* [Stated goal]: Gather from the listing below each line that includes the word "true", and copy it.

Source records:

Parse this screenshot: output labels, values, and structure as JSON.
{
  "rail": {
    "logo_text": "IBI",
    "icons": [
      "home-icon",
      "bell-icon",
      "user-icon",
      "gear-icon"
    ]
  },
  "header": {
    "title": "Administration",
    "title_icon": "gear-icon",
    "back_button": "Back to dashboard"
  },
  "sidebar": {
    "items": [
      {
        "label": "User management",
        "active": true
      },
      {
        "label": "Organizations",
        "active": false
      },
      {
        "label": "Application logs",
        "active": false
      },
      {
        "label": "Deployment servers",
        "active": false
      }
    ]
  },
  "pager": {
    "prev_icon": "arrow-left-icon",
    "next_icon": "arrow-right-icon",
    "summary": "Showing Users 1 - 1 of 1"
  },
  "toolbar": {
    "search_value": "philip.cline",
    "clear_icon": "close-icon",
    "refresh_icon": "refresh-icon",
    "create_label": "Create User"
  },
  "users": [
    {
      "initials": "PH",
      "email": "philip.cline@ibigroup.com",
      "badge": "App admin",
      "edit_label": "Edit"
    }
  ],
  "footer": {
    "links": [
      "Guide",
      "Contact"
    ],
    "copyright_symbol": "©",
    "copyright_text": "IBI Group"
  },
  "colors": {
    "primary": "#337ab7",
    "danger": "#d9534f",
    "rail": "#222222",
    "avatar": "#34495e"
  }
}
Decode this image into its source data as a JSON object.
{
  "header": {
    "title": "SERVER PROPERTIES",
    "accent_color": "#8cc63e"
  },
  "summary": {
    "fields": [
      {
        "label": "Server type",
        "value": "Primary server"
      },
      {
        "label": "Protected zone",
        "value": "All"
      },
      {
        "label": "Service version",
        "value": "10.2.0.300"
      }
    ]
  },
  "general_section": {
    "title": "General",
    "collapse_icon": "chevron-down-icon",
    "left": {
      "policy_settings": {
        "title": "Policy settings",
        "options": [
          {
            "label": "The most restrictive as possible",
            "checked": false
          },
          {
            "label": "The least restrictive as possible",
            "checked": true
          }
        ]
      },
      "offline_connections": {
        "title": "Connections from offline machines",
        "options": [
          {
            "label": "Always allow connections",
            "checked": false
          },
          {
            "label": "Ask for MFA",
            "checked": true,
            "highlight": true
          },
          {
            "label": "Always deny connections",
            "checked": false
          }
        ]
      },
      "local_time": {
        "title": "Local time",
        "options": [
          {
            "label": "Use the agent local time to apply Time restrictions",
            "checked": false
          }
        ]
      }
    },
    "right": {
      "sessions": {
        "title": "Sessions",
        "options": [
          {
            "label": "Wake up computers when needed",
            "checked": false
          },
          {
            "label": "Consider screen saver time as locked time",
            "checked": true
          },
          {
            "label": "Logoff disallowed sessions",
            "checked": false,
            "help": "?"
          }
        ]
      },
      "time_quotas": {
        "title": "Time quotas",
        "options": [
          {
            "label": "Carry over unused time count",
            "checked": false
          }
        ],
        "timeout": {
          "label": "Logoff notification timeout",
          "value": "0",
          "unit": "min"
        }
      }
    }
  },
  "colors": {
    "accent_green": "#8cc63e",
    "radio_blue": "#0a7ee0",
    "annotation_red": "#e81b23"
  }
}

* [Answer]:
        "active": true
            "checked": true
            "checked": true,
            "highlight": true
            "checked": true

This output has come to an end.